• _WORK TO BE COMPLETED_
Leave out the pictures and copy each record below exactly.

• _ENTRIES SHOWN_
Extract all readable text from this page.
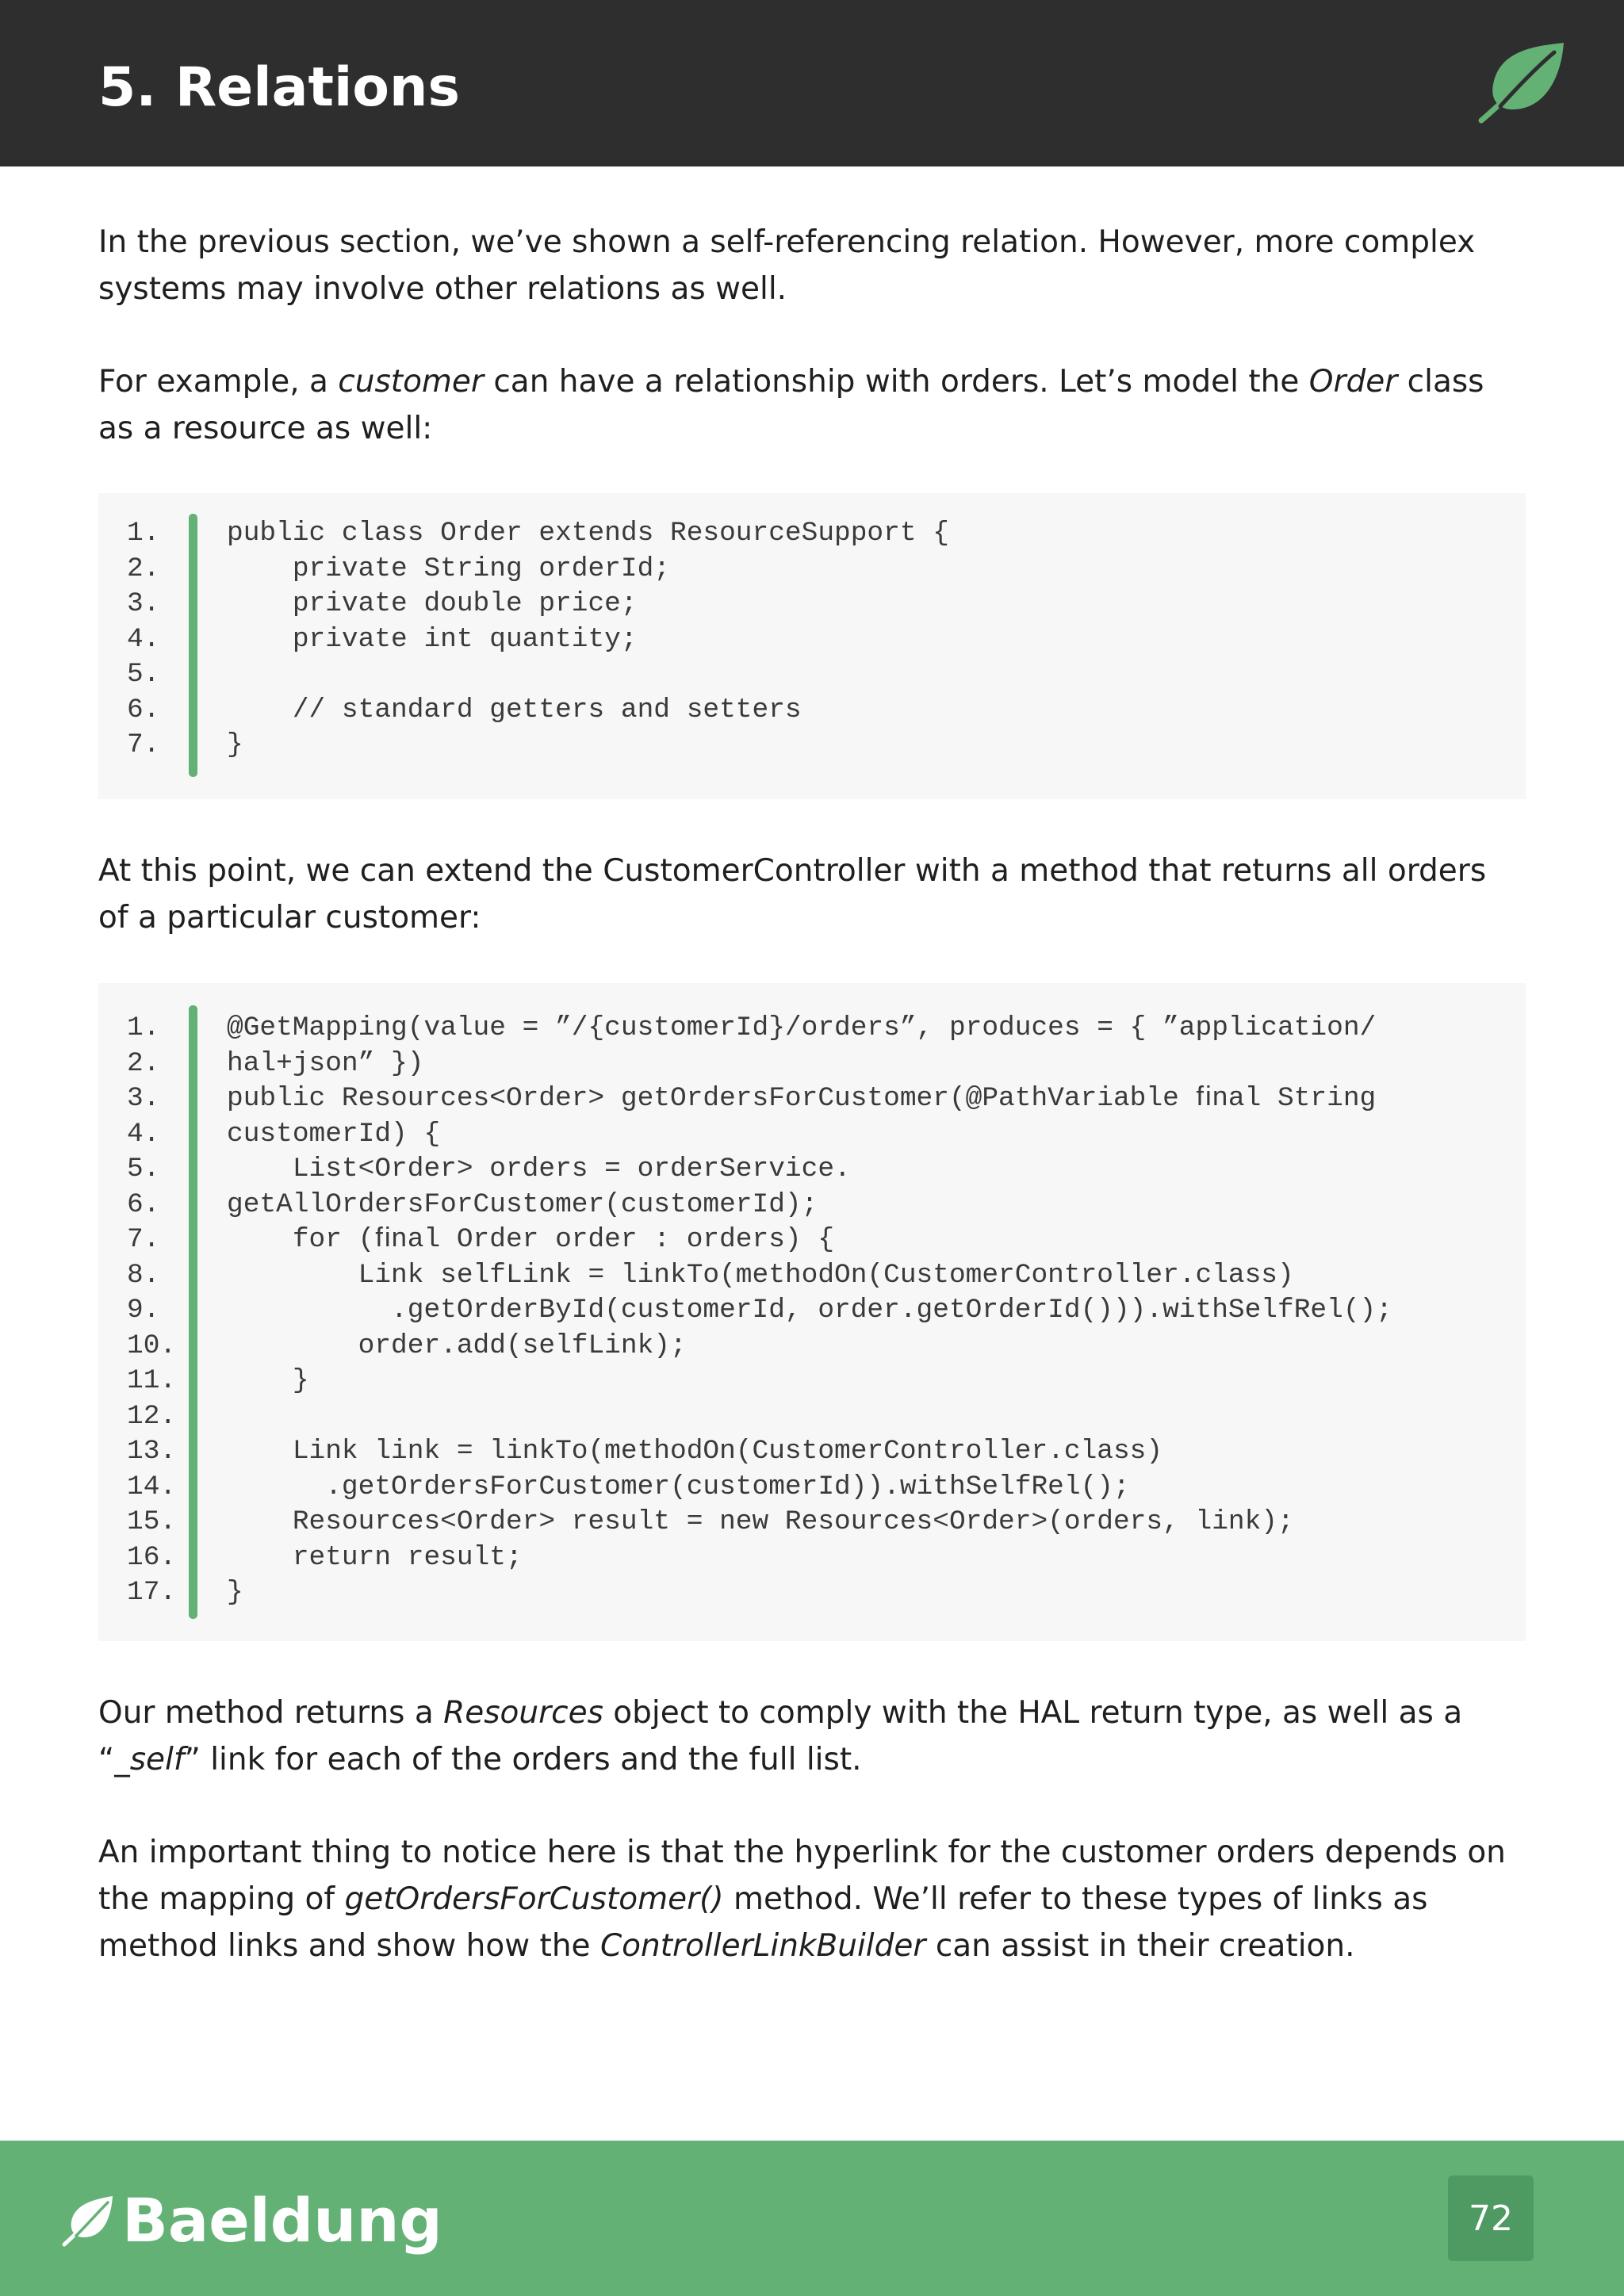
5. Relations

In the previous section, we’ve shown a self-referencing relation. However, more complex systems may involve other relations as well.

For example, a customer can have a relationship with orders. Let’s model the Order class as a resource as well:

1. public class Order extends ResourceSupport {
2. private String orderId;
3. private double price;
4. private int quantity;
5.
6. // standard getters and setters
7. }

At this point, we can extend the CustomerController with a method that returns all orders of a particular customer:

1. @GetMapping(value = ”/{customerId}/orders”, produces = { ”application/
2. hal+json” })
3. public Resources<Order> getOrdersForCustomer(@PathVariable ﬁnal String
4. customerId) {
5. List<Order> orders = orderService.
6. getAllOrdersForCustomer(customerId);
7. for (ﬁnal Order order : orders) {
8. Link selfLink = linkTo(methodOn(CustomerController.class)
9. .getOrderById(customerId, order.getOrderId())).withSelfRel();
10. order.add(selfLink);
11. }
12.
13. Link link = linkTo(methodOn(CustomerController.class)
14. .getOrdersForCustomer(customerId)).withSelfRel();
15. Resources<Order> result = new Resources<Order>(orders, link);
16. return result;
17. }

Our method returns a Resources object to comply with the HAL return type, as well as a “_self” link for each of the orders and the full list.

An important thing to notice here is that the hyperlink for the customer orders depends on the mapping of getOrdersForCustomer() method. We’ll refer to these types of links as method links and show how the ControllerLinkBuilder can assist in their creation.

Baeldung	72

• _SOLUTION TO THIS PROBLEM_
Extract all readable text from this page.
5. Relations

In the previous section, we’ve shown a self-referencing relation. However, more complex systems may involve other relations as well.

For example, a customer can have a relationship with orders. Let’s model the Order class as a resource as well:

1. public class Order extends ResourceSupport {
2. private String orderId;
3. private double price;
4. private int quantity;
5.
6. // standard getters and setters
7. }

At this point, we can extend the CustomerController with a method that returns all orders of a particular customer:

1. @GetMapping(value = ”/{customerId}/orders”, produces = { ”application/
2. hal+json” })
3. public Resources<Order> getOrdersForCustomer(@PathVariable ﬁnal String
4. customerId) {
5. List<Order> orders = orderService.
6. getAllOrdersForCustomer(customerId);
7. for (ﬁnal Order order : orders) {
8. Link selfLink = linkTo(methodOn(CustomerController.class)
9. .getOrderById(customerId, order.getOrderId())).withSelfRel();
10. order.add(selfLink);
11. }
12.
13. Link link = linkTo(methodOn(CustomerController.class)
14. .getOrdersForCustomer(customerId)).withSelfRel();
15. Resources<Order> result = new Resources<Order>(orders, link);
16. return result;
17. }

Our method returns a Resources object to comply with the HAL return type, as well as a “_self” link for each of the orders and the full list.

An important thing to notice here is that the hyperlink for the customer orders depends on the mapping of getOrdersForCustomer() method. We’ll refer to these types of links as method links and show how the ControllerLinkBuilder can assist in their creation.

Baeldung	72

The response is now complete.